Task goal
Copy all lines holding the word "tried" from the entries.

Dataset extract
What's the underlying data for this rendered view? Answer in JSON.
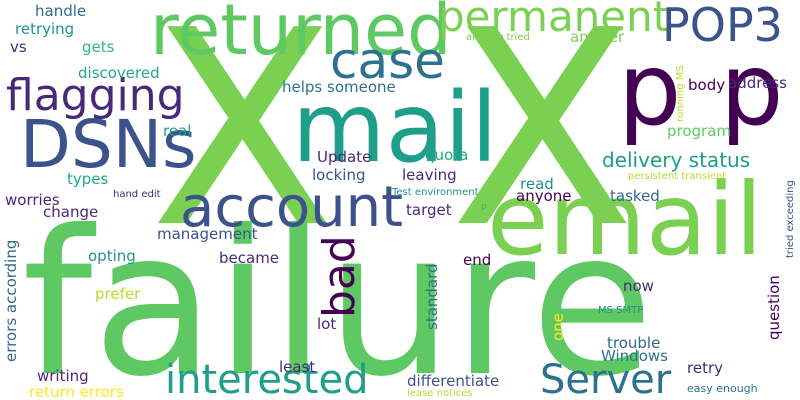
{
  "words": {
    "X_1": "X",
    "X_2": "X",
    "failure": "failure",
    "email": "email",
    "mail": "mail",
    "returned": "returned",
    "account": "account",
    "DSNs": "DSNs",
    "p_1": "p",
    "p_2": "p",
    "permanent": "permanent",
    "POP3": "POP3",
    "case": "case",
    "flagging": "flagging",
    "interested": "interested",
    "Server": "Server",
    "bad": "bad",
    "delivery_status": "delivery status",
    "address": "address",
    "body": "body",
    "helps_someone": "helps someone",
    "Update": "Update",
    "locking": "locking",
    "leaving": "leaving",
    "quota": "quota",
    "real": "real",
    "program": "program",
    "discovered": "discovered",
    "gets": "gets",
    "vs": "vs",
    "retrying": "retrying",
    "handle": "handle",
    "answer": "answer",
    "already_tried": "already tried",
    "running_MS": "running MS",
    "types": "types",
    "hand_edit": "hand edit",
    "Test_environment": "Test environment",
    "persistent_transient": "persistent transient",
    "read": "read",
    "anyone": "anyone",
    "tasked": "tasked",
    "worries": "worries",
    "change": "change",
    "target": "target",
    "p_small": "p",
    "management": "management",
    "opting": "opting",
    "became": "became",
    "end": "end",
    "prefer": "prefer",
    "now": "now",
    "errors_according": "errors according",
    "standard": "standard",
    "lot": "lot",
    "one": "one",
    "MS_SMTP": "MS SMTP",
    "trouble": "trouble",
    "Windows": "Windows",
    "question": "question",
    "tried_exceeding": "tried exceeding",
    "least": "least",
    "retry": "retry",
    "writing": "writing",
    "differentiate": "differentiate",
    "easy_enough": "easy enough",
    "return_errors": "return errors",
    "lease_notices": "lease notices"
  }
}
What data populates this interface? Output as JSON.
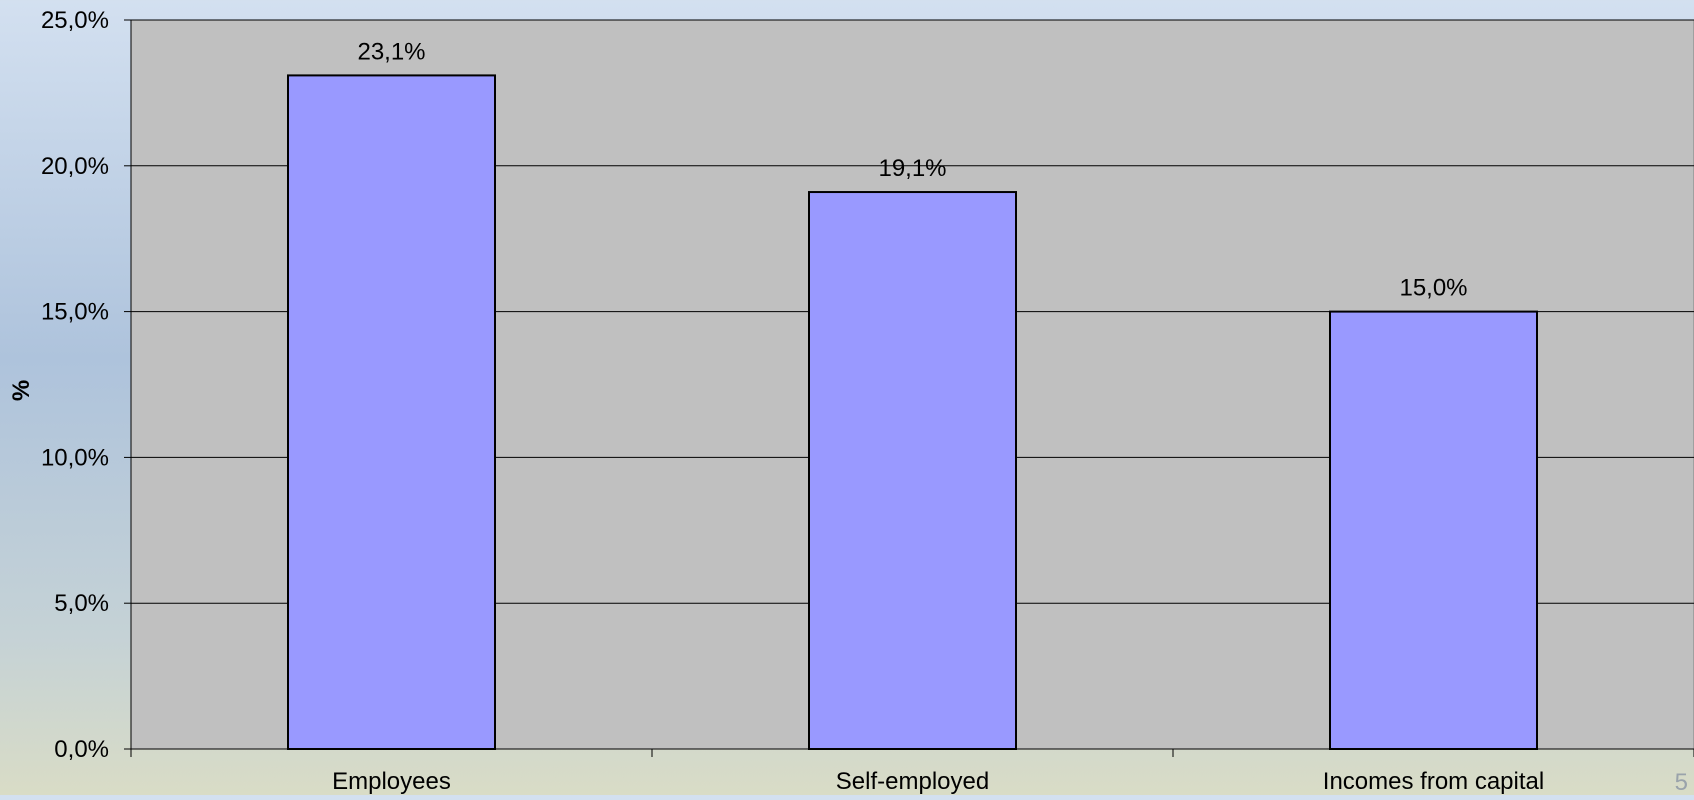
{
  "colors": {
    "plot_background": "#c0c0c0",
    "bar_fill": "#9999ff",
    "bar_stroke": "#000000",
    "gridline": "#000000"
  },
  "chart_data": {
    "type": "bar",
    "categories": [
      "Employees",
      "Self-employed",
      "Incomes from capital"
    ],
    "values": [
      23.1,
      19.1,
      15.0
    ],
    "data_labels": [
      "23,1%",
      "19,1%",
      "15,0%"
    ],
    "title": "",
    "xlabel": "",
    "ylabel": "%",
    "ylim": [
      0,
      25
    ],
    "yticks": [
      0,
      5,
      10,
      15,
      20,
      25
    ],
    "ytick_labels": [
      "0,0%",
      "5,0%",
      "10,0%",
      "15,0%",
      "20,0%",
      "25,0%"
    ],
    "grid": true,
    "legend": "none"
  },
  "page_number": "5"
}
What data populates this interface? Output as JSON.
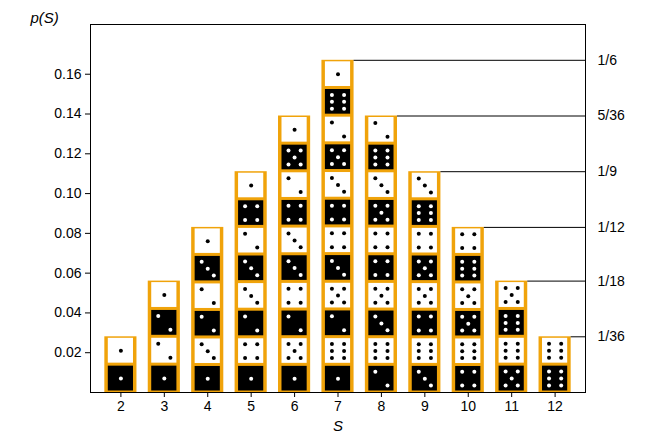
{
  "chart_data": {
    "type": "bar",
    "xlabel": "S",
    "ylabel": "p(S)",
    "x": [
      2,
      3,
      4,
      5,
      6,
      7,
      8,
      9,
      10,
      11,
      12
    ],
    "values": [
      0.028,
      0.056,
      0.083,
      0.111,
      0.139,
      0.167,
      0.139,
      0.111,
      0.083,
      0.056,
      0.028
    ],
    "outcomes": [
      [
        [
          1,
          1
        ]
      ],
      [
        [
          1,
          2
        ],
        [
          2,
          1
        ]
      ],
      [
        [
          1,
          3
        ],
        [
          2,
          2
        ],
        [
          3,
          1
        ]
      ],
      [
        [
          1,
          4
        ],
        [
          2,
          3
        ],
        [
          3,
          2
        ],
        [
          4,
          1
        ]
      ],
      [
        [
          1,
          5
        ],
        [
          2,
          4
        ],
        [
          3,
          3
        ],
        [
          4,
          2
        ],
        [
          5,
          1
        ]
      ],
      [
        [
          1,
          6
        ],
        [
          2,
          5
        ],
        [
          3,
          4
        ],
        [
          4,
          3
        ],
        [
          5,
          2
        ],
        [
          6,
          1
        ]
      ],
      [
        [
          2,
          6
        ],
        [
          3,
          5
        ],
        [
          4,
          4
        ],
        [
          5,
          3
        ],
        [
          6,
          2
        ]
      ],
      [
        [
          3,
          6
        ],
        [
          4,
          5
        ],
        [
          5,
          4
        ],
        [
          6,
          3
        ]
      ],
      [
        [
          4,
          6
        ],
        [
          5,
          5
        ],
        [
          6,
          4
        ]
      ],
      [
        [
          5,
          6
        ],
        [
          6,
          5
        ]
      ],
      [
        [
          6,
          6
        ]
      ]
    ],
    "color": "#f0a30a",
    "xlim": [
      1.3,
      12.7
    ],
    "xticks": [
      2,
      3,
      4,
      5,
      6,
      7,
      8,
      9,
      10,
      11,
      12
    ],
    "ylim": [
      0,
      0.185
    ],
    "yticks": [
      0.02,
      0.04,
      0.06,
      0.08,
      {
        "value": 0.1,
        "label": "0.10"
      },
      0.12,
      0.14,
      0.16
    ],
    "y2ticks": [
      {
        "value": 0.028,
        "label": "1/36"
      },
      {
        "value": 0.056,
        "label": "1/18"
      },
      {
        "value": 0.083,
        "label": "1/12"
      },
      {
        "value": 0.111,
        "label": "1/9"
      },
      {
        "value": 0.139,
        "label": "5/36"
      },
      {
        "value": 0.167,
        "label": "1/6"
      }
    ]
  }
}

Solution for this task
    "already_tried": "already tried",
    "tried_exceeding": "tried exceeding",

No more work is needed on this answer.